(Excerpts from a figure dataset)

+ + + + +

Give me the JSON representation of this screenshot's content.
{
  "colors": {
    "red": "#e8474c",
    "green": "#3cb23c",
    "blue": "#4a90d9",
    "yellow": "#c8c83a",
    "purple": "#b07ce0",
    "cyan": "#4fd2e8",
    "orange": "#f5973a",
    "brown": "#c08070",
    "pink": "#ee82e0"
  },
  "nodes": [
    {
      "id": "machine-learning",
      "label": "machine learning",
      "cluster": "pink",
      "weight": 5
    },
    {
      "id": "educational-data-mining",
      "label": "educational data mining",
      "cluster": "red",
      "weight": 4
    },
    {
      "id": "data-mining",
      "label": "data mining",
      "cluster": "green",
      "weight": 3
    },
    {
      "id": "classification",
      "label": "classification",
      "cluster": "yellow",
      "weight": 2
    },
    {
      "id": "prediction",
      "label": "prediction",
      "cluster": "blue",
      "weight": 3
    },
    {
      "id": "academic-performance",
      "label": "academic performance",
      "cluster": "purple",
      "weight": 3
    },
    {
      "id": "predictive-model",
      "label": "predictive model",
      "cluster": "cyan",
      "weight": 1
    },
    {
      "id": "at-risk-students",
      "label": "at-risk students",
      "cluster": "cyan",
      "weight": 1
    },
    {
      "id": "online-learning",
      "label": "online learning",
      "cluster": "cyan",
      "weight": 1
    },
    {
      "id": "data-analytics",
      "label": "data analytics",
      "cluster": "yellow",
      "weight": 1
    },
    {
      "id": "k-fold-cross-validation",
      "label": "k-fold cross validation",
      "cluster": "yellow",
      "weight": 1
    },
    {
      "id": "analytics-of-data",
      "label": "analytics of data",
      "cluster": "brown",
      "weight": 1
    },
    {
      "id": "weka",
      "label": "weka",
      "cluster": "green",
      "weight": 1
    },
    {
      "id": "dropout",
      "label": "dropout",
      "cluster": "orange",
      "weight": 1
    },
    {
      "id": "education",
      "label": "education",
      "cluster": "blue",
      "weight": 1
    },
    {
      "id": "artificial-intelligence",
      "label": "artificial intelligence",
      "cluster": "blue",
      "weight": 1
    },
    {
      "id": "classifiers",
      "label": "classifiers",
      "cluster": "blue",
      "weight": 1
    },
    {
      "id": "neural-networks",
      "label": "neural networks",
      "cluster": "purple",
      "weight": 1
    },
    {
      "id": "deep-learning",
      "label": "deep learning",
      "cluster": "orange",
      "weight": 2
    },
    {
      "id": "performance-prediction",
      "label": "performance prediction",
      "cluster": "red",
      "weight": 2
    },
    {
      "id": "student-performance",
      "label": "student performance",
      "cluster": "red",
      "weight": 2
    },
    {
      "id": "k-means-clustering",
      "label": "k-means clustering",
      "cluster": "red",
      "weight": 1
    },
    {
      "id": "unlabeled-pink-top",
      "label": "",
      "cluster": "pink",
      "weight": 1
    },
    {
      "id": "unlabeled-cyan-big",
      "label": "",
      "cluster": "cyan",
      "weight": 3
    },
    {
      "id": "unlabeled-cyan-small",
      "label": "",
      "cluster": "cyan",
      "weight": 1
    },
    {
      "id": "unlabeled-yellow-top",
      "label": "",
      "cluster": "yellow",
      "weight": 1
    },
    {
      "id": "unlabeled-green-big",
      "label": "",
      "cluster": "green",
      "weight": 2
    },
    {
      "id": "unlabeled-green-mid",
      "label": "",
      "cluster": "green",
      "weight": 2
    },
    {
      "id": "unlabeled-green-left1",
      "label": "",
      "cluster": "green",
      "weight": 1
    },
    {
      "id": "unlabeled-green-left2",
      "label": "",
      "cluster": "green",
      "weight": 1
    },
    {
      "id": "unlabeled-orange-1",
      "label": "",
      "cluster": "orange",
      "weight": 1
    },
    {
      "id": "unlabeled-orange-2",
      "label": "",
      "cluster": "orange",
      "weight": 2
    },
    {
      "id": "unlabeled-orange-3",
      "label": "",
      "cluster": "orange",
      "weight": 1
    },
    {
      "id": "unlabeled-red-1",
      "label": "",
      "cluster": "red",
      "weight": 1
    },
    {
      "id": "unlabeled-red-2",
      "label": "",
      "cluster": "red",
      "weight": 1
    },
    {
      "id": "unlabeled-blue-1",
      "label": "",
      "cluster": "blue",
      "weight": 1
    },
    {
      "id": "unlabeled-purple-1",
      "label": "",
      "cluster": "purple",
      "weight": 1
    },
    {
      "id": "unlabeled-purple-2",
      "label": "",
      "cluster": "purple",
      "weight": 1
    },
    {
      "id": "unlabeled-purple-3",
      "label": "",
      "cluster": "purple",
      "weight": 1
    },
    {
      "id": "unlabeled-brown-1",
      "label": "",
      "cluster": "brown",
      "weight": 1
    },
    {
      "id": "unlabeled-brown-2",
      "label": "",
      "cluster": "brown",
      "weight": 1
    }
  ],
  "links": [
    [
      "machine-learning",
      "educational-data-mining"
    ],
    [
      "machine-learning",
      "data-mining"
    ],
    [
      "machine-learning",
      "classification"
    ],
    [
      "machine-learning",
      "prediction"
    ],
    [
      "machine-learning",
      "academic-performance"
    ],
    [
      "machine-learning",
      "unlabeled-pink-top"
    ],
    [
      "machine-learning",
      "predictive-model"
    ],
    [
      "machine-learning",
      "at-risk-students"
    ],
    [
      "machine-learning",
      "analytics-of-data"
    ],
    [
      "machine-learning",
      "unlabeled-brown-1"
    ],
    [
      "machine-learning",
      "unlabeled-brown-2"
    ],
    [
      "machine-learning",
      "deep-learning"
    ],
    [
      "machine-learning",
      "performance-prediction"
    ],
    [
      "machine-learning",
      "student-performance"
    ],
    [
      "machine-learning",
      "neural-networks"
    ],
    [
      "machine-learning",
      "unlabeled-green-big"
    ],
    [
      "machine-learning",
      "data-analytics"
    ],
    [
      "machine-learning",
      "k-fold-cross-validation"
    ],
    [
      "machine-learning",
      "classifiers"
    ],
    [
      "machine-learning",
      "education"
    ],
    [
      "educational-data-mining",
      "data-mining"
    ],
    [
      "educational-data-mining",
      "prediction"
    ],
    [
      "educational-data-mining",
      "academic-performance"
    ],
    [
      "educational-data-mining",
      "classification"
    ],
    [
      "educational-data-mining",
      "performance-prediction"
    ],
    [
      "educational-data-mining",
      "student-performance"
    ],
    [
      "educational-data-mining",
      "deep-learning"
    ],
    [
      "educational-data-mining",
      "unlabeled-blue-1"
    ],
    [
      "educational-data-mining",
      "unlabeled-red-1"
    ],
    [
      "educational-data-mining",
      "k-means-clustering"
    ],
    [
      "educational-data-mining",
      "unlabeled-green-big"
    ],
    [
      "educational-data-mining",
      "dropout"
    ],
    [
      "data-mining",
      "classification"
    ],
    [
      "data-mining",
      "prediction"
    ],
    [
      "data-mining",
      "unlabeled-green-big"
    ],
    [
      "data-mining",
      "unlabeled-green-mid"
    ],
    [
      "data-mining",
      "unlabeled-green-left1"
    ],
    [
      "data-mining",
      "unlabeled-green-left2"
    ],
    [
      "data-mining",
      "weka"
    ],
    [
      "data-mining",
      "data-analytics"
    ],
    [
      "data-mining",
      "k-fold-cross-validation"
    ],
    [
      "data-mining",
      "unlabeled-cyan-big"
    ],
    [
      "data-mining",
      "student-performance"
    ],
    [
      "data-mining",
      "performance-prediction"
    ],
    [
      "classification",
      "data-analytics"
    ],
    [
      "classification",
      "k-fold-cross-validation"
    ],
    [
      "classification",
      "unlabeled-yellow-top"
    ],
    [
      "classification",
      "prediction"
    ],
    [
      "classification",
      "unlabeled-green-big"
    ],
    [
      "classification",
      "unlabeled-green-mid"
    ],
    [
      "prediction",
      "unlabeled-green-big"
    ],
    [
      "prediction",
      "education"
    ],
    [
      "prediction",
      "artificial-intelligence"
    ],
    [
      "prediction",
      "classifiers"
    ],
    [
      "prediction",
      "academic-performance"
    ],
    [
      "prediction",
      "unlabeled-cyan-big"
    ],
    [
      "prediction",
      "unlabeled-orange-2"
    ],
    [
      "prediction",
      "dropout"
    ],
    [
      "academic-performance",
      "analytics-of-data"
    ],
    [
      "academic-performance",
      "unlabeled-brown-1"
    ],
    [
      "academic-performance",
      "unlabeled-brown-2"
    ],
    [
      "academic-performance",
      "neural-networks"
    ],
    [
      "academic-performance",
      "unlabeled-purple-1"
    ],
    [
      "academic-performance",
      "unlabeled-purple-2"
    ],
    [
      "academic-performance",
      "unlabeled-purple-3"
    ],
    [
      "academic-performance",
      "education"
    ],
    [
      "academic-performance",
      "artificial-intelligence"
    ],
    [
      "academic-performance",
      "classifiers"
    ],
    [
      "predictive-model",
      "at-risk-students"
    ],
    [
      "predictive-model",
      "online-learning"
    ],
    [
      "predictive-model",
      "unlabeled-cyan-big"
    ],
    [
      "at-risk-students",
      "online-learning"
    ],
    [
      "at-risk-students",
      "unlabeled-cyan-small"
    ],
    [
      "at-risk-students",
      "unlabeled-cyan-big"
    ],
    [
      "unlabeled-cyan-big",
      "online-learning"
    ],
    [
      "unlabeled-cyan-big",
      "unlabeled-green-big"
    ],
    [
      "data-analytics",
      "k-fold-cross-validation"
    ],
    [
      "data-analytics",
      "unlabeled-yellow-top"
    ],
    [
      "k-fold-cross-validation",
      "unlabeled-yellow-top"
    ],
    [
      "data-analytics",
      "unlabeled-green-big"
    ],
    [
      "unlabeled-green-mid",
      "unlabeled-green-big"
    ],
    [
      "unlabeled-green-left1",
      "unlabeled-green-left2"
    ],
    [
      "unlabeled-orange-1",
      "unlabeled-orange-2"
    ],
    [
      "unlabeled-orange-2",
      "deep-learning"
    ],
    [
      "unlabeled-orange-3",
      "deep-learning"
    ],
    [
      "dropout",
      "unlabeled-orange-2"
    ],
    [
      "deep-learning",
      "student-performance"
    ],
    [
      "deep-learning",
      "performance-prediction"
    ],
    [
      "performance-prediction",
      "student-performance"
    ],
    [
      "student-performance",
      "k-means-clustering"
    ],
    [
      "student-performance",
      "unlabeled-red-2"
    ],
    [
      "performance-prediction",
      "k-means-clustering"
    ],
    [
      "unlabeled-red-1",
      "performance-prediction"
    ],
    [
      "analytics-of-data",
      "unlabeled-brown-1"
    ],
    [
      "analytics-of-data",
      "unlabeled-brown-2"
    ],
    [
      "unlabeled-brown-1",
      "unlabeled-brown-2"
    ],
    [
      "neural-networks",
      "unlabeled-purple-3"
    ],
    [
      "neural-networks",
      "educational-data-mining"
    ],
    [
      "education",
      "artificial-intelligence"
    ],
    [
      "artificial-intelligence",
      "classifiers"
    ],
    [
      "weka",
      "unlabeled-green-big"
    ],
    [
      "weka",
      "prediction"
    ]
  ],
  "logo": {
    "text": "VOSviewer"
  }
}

+ + + + +

_Task statement_
Extract, from the material above, each line holding the word "dropout".

_Task response_
      "id": "dropout",
      "label": "dropout",
      "dropout"
      "dropout"
      "dropout",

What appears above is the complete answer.